> **EXTRACT PROVIDED**
================================
Release Notes#
v2.2#
The No Foolin’ release – April 1, 2026
SDK 2.2 is our biggest update since 2.0, and includes numerous improvements and new features across the NeuralCompiler, driver, runtime, utils, and model explorer!
Stay on 2.1 for Frigate NVR
Frigate stable (0.17) is currently tied to SDK 2.1, so if you are using MX3 for Frigate, please keep using SDK 2.1.
Compiler#
Expanded + Enhanced Operator Support
- Added new operators:
Equal (ONNX)
UnitNormalization (Keras)
- Enhanced existing operator support:
- Keras
Dot
LayerNoramlization
- ONNX
MatMul
Clip
ReduceSumSquare
Pad
- All Frameworks
MaxPooling & ReduceMax: allow pooling on the channel dimension
MultiheadAttention: improved mappability and performance
Improved support for some cases of non-singleton batch dimensions.
Massive Performance Boost for YOLO v10/11/26
With operator optimizations plus a new mapping technique for ACores, some YOLOs can reach up to a 400% boost in FPS!
Some of the MXA-Optimized versions of YOLO11 models from SDK 2.1 have been removed from Model Explorer, since original models can now reach the same or better performance. - A few such as YOLO11n-640 still see boosts when optimized for MXA, so they remain in Model Explorer.
Model Support
Autodetect and enable the NeuralCompiler Extension for YOLO v10/v11/26 support, so users don’t need to remember to pass the argument anymore
Added support for multiple new CNN+transformer hybrid architectures.
NeuralCompiler Extensions for Tensorflow and Keras
The NeuralCompiler Extensions (NCE) system, introduced in SDK 2.0, now supports extensions for TensorFlow and Keras models.
Under-the-Hood Improvements
Improved exceptions and error handling.
Extensive expansion of pytest and automated regressions.
Driver#
New DMA Implementation
The driver now uses a new DMA implementation that enables higher throughput, boosting FPS on bandwidth-heavy models.
Completed USB Driver
The driver for MX3 form factors that use USB 3.0 is complete and production-ready.
Note: USB modules with the MX3 are not yet available to the general public, but are already in use by select customers. Stay tuned for purchasable options in the near future!
Runtime#
Python wrapped MxAccl (preview)
The MxAccl C++ API is now wrapped with pybind and available to use directly from Python, allowing users to use the same API in both languages.
================================
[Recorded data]

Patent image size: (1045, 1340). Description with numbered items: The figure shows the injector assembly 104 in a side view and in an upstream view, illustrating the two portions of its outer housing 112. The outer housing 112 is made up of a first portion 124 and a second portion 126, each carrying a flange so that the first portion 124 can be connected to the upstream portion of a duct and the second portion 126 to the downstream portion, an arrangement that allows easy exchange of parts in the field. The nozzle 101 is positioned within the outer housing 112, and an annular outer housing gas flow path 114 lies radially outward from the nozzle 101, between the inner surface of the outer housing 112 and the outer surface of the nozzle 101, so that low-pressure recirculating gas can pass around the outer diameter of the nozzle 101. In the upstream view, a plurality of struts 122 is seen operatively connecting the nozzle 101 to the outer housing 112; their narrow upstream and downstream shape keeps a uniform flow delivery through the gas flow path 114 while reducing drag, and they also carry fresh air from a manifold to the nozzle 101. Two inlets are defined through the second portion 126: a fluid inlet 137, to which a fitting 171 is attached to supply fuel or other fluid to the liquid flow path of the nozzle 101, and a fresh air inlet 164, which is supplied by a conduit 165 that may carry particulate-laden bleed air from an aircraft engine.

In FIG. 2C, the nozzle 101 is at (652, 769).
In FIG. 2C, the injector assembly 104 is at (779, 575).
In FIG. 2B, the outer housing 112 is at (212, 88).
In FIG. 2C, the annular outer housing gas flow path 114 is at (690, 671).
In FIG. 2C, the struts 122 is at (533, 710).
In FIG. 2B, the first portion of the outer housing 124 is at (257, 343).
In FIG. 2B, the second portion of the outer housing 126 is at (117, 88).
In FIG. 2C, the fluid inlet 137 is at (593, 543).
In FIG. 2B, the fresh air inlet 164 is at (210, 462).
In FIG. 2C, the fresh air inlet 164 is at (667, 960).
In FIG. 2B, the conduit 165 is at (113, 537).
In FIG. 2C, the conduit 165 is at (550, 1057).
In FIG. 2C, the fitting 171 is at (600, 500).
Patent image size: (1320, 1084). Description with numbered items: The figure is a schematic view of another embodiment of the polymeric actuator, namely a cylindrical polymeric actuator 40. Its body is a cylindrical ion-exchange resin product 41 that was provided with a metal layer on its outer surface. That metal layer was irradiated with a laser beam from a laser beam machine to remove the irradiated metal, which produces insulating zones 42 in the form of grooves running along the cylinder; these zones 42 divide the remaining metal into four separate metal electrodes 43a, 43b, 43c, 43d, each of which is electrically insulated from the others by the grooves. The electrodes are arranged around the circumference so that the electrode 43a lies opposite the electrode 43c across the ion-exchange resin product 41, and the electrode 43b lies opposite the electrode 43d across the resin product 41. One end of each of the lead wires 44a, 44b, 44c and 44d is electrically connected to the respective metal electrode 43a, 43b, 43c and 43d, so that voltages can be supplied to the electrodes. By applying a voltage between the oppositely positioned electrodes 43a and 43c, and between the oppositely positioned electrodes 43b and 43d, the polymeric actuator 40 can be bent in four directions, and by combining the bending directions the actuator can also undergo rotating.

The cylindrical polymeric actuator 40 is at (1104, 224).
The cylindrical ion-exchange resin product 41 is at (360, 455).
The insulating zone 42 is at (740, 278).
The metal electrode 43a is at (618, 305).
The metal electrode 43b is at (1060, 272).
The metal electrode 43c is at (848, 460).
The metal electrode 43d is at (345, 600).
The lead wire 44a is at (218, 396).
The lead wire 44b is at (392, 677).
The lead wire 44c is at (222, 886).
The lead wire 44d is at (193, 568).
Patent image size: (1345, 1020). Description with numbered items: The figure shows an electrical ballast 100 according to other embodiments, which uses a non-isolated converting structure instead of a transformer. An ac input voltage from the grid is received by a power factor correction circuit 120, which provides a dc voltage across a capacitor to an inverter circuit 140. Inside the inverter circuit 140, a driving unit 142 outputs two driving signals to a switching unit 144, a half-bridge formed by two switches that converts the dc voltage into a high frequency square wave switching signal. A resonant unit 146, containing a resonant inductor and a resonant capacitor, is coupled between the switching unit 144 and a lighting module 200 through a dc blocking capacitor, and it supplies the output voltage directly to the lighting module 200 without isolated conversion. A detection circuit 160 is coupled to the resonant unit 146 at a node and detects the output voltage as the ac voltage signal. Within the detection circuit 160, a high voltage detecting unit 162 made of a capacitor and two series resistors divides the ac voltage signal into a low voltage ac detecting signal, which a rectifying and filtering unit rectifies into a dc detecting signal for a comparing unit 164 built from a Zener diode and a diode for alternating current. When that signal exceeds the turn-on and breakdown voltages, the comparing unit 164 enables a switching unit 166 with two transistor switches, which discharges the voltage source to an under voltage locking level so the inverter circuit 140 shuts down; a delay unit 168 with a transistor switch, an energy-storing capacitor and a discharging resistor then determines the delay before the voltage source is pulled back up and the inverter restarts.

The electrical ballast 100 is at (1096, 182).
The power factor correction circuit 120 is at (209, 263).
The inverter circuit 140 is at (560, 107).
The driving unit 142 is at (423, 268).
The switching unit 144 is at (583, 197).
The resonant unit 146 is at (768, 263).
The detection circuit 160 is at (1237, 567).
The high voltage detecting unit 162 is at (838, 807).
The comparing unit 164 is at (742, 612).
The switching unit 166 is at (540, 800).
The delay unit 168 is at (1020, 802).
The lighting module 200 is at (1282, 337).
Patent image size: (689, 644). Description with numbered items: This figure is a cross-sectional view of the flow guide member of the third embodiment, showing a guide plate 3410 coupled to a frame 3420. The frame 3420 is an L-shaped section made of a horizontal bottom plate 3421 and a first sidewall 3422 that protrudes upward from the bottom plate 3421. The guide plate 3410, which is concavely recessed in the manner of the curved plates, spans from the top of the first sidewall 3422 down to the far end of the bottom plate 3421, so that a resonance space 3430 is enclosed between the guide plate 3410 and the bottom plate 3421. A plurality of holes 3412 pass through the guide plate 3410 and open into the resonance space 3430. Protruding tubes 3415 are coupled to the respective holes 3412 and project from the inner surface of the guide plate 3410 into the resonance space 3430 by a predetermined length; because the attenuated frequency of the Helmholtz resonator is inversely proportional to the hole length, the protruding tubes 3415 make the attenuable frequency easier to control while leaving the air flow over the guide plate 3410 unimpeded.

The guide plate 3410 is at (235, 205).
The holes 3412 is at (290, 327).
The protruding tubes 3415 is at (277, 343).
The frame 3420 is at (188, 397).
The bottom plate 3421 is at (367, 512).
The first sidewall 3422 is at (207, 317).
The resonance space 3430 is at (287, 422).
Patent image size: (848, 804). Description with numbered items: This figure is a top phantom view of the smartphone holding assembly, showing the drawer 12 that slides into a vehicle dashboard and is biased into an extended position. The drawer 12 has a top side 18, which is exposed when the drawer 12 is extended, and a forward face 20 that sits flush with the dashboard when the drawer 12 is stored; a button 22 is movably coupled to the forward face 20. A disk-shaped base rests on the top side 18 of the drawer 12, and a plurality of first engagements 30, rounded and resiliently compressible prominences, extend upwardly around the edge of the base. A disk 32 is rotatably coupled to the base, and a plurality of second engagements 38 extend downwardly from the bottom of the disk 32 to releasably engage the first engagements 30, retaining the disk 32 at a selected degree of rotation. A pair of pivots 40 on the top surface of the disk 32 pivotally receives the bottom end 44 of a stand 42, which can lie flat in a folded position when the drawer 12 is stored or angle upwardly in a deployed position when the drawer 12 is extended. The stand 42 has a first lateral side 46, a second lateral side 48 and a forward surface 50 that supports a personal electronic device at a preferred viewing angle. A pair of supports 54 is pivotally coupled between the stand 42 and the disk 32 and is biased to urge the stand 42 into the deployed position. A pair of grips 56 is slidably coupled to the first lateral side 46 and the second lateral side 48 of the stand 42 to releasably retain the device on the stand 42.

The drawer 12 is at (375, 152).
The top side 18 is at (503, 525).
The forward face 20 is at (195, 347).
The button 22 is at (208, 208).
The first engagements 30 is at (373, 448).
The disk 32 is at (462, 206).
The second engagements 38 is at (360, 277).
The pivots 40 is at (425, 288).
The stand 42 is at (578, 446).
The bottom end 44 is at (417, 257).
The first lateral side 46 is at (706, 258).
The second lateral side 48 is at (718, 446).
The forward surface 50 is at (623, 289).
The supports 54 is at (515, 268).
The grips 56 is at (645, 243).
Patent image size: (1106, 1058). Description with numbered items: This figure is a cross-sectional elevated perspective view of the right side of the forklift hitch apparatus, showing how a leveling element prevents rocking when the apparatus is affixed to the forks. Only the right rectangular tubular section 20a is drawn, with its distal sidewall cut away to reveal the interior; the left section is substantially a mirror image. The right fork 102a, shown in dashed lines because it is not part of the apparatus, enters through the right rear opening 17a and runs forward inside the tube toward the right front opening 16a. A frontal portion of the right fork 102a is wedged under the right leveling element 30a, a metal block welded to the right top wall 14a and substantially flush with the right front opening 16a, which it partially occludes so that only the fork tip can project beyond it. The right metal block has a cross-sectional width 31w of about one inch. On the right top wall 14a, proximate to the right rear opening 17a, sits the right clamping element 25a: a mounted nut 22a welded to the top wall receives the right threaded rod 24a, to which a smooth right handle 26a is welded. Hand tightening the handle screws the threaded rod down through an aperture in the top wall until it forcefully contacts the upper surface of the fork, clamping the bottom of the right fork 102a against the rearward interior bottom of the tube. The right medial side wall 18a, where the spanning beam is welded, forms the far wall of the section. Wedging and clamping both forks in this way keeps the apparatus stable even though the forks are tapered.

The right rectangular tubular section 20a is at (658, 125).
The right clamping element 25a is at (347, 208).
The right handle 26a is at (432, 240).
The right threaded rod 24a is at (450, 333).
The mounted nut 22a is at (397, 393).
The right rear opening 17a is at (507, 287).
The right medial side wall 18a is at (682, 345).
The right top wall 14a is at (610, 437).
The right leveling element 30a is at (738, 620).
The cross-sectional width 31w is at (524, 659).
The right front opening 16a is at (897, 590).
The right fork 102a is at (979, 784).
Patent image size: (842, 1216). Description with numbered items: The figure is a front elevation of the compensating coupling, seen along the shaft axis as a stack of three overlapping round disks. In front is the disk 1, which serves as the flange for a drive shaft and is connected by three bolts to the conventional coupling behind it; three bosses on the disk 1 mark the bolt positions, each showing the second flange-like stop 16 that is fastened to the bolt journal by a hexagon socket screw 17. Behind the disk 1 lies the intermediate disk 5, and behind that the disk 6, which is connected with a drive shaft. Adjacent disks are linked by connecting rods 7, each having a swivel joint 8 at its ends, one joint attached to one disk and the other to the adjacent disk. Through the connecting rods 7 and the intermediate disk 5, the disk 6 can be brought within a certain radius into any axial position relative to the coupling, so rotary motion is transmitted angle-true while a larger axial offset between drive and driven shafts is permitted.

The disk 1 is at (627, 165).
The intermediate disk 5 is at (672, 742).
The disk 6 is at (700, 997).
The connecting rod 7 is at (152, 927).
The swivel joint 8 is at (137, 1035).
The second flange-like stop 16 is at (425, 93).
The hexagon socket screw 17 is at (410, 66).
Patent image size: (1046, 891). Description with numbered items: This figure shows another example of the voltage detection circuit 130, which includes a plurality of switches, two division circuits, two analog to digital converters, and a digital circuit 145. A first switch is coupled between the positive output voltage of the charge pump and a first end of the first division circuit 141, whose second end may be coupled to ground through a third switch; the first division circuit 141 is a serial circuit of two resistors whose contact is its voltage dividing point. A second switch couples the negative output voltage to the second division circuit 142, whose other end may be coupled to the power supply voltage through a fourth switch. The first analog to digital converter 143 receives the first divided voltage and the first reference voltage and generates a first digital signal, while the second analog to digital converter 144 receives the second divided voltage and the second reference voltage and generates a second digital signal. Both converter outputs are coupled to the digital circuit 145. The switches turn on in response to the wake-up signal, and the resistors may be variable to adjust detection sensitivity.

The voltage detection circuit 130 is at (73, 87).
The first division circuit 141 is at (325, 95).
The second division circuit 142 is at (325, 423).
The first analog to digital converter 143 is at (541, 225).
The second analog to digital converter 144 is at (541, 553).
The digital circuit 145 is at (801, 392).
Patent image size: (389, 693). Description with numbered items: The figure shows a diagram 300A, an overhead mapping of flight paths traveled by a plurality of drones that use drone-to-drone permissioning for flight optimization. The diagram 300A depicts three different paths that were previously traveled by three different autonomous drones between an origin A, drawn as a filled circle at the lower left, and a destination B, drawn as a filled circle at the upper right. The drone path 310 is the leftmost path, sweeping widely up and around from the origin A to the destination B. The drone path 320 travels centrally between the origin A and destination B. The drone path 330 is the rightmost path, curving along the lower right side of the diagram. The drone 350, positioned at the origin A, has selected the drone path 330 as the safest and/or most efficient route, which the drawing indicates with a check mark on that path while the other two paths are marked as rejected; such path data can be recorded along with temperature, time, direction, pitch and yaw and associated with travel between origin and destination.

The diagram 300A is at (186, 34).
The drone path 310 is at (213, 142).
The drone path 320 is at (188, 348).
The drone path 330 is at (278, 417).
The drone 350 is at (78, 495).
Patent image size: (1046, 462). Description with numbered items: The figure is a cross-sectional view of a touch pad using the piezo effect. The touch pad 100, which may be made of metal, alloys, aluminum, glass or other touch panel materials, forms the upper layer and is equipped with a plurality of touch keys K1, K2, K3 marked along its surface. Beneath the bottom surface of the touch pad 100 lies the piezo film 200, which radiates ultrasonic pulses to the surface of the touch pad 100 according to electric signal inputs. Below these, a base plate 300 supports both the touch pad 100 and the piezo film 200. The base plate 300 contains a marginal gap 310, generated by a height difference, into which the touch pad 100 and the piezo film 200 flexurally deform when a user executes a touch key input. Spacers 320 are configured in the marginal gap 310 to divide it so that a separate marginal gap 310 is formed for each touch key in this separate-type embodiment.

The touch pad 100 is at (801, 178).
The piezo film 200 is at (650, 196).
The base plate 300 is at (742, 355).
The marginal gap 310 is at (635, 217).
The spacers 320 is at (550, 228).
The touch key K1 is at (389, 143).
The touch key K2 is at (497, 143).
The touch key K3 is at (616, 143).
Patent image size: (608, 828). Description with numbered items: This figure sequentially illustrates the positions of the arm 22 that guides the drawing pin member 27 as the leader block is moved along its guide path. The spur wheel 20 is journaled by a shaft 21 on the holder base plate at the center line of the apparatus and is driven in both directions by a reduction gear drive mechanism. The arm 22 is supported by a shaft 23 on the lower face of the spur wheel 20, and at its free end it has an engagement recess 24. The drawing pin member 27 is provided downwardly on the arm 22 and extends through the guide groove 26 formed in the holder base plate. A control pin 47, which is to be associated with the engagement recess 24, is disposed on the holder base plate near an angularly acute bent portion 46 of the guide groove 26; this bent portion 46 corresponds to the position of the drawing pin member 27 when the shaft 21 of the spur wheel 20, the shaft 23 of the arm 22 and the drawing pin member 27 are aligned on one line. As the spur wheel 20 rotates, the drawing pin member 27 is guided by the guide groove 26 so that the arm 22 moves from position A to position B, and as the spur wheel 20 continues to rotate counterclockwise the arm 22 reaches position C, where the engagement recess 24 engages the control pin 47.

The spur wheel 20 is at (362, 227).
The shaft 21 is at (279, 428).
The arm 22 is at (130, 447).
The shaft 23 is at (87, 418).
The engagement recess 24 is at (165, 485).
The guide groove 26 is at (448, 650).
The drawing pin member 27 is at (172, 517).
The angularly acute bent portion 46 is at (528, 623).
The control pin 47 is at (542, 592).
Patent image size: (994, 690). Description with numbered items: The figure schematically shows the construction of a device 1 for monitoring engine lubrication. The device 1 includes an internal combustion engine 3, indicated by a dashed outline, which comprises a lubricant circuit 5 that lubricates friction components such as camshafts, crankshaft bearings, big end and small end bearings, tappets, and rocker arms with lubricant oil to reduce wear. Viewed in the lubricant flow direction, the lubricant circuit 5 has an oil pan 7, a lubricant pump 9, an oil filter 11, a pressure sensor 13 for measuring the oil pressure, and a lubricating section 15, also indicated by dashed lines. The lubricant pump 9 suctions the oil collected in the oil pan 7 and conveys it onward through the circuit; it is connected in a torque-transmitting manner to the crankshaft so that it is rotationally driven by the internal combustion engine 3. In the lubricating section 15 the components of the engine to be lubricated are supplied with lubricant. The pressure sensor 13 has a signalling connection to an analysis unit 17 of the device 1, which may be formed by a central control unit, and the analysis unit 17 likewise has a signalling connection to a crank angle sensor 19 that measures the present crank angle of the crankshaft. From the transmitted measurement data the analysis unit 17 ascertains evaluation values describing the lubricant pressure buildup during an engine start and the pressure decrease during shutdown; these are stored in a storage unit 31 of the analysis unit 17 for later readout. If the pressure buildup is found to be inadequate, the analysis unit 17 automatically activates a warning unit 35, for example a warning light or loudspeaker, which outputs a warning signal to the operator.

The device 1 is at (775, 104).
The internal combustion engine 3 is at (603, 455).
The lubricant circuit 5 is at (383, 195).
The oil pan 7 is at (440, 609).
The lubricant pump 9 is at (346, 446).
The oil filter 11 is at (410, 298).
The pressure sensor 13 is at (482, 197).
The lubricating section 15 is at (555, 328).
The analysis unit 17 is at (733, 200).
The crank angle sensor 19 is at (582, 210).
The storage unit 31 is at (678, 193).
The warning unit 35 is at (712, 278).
================================
Which SDK version do the release notes tell people using MX3 for Frigate to keep using?

SDK 2.1